Start of TASK INPUTS

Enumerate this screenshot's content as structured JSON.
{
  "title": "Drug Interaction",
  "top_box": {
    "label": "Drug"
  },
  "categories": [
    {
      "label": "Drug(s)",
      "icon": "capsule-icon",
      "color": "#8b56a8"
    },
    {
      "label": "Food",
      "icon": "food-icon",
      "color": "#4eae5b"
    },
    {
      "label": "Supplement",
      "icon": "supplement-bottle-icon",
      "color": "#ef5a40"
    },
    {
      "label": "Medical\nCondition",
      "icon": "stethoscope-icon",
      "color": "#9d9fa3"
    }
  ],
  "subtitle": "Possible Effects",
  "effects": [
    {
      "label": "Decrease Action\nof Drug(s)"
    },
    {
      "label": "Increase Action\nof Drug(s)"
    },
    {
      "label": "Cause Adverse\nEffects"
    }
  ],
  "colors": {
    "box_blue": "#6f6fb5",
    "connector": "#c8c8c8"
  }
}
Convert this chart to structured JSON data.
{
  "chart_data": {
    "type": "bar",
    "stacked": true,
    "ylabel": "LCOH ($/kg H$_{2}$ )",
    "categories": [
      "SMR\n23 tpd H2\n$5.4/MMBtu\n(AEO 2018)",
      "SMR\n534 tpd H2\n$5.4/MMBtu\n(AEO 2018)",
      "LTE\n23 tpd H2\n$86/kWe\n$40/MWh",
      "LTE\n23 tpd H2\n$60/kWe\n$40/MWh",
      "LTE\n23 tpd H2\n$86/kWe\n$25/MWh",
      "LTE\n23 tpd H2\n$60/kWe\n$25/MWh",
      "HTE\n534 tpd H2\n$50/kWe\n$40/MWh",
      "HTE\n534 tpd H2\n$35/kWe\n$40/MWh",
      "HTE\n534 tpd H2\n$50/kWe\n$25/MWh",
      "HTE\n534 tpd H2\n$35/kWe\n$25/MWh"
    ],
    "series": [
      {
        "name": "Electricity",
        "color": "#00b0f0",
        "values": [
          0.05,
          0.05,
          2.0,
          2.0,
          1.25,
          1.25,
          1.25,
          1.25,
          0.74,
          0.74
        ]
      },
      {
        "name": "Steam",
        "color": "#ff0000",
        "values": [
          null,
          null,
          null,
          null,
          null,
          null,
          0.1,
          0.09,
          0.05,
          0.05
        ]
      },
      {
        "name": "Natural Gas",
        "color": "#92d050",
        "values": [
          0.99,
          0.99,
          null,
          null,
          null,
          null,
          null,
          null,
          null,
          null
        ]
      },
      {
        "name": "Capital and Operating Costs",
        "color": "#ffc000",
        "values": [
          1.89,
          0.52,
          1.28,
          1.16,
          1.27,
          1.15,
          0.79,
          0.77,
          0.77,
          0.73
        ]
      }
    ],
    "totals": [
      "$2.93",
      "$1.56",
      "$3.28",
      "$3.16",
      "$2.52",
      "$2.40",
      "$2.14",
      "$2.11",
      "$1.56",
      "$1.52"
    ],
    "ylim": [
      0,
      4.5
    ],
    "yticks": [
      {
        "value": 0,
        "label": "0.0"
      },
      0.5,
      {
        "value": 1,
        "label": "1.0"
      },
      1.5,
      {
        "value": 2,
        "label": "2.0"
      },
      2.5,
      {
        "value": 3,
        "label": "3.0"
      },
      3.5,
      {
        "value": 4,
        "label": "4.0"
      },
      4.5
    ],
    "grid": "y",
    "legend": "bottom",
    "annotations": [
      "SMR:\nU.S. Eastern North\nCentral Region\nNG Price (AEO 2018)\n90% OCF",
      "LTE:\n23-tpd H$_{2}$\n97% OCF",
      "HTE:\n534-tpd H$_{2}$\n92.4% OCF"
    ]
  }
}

End of TASK INPUTS

▸ **BRIEF**
Isolate the lines above that contain the word "structured" and copy them.

▸ **RESULT**
Enumerate this screenshot's content as structured JSON.
Convert this chart to structured JSON data.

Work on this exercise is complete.